Emit the data below verbatim, stripping out any pictures.

(Dataset records on visual material)
* Start *

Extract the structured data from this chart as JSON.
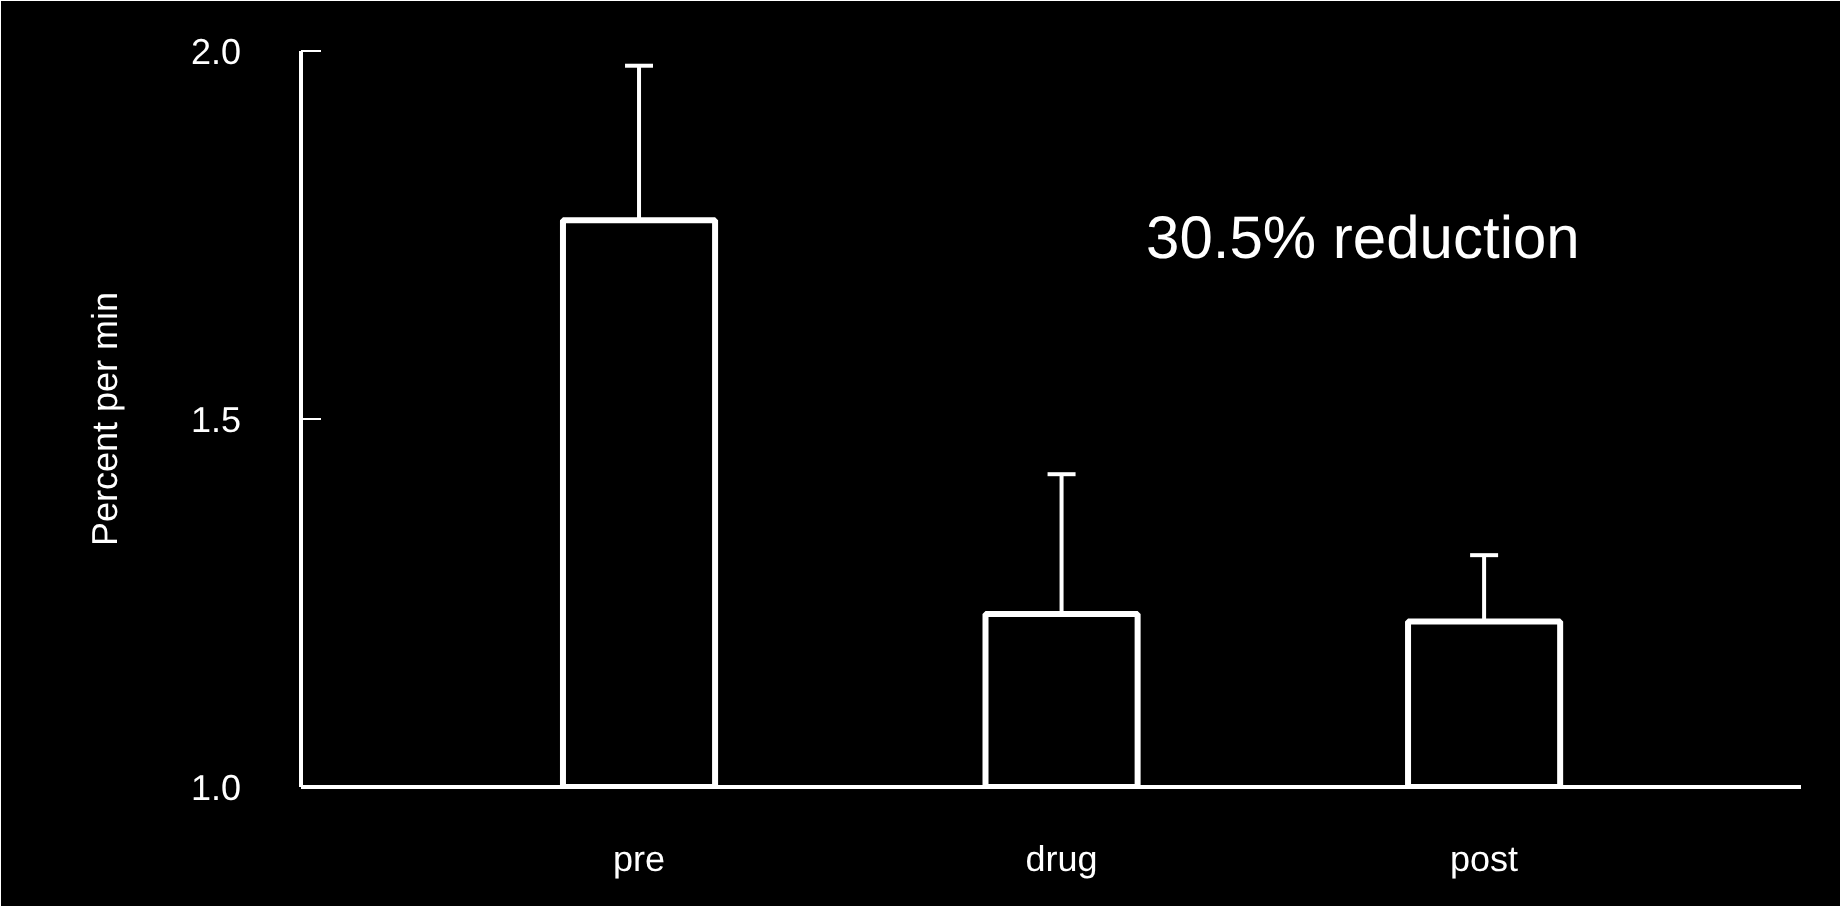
{
  "chart_data": {
    "type": "bar",
    "ylabel": "Percent per min",
    "categories": [
      "pre",
      "drug",
      "post"
    ],
    "values": [
      1.77,
      1.235,
      1.225
    ],
    "errors": [
      [
        1.77,
        1.98
      ],
      [
        1.235,
        1.425
      ],
      [
        1.225,
        1.315
      ]
    ],
    "color": "#ffffff",
    "ylim": [
      1.0,
      2.0
    ],
    "yticks": [
      {
        "value": 1.0,
        "label": "1.0"
      },
      {
        "value": 1.5,
        "label": "1.5"
      },
      {
        "value": 2.0,
        "label": "2.0"
      }
    ],
    "annotations": [
      "30.5% reduction"
    ],
    "grid": false
  }
}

* End *

__Answer to this task__:
Extract the structured data from this chart as JSON.
{
  "chart_data": {
    "type": "bar",
    "ylabel": "Percent per min",
    "categories": [
      "pre",
      "drug",
      "post"
    ],
    "values": [
      1.77,
      1.235,
      1.225
    ],
    "errors": [
      [
        1.77,
        1.98
      ],
      [
        1.235,
        1.425
      ],
      [
        1.225,
        1.315
      ]
    ],
    "color": "#ffffff",
    "ylim": [
      1.0,
      2.0
    ],
    "yticks": [
      {
        "value": 1.0,
        "label": "1.0"
      },
      {
        "value": 1.5,
        "label": "1.5"
      },
      {
        "value": 2.0,
        "label": "2.0"
      }
    ],
    "annotations": [
      "30.5% reduction"
    ],
    "grid": false
  }
}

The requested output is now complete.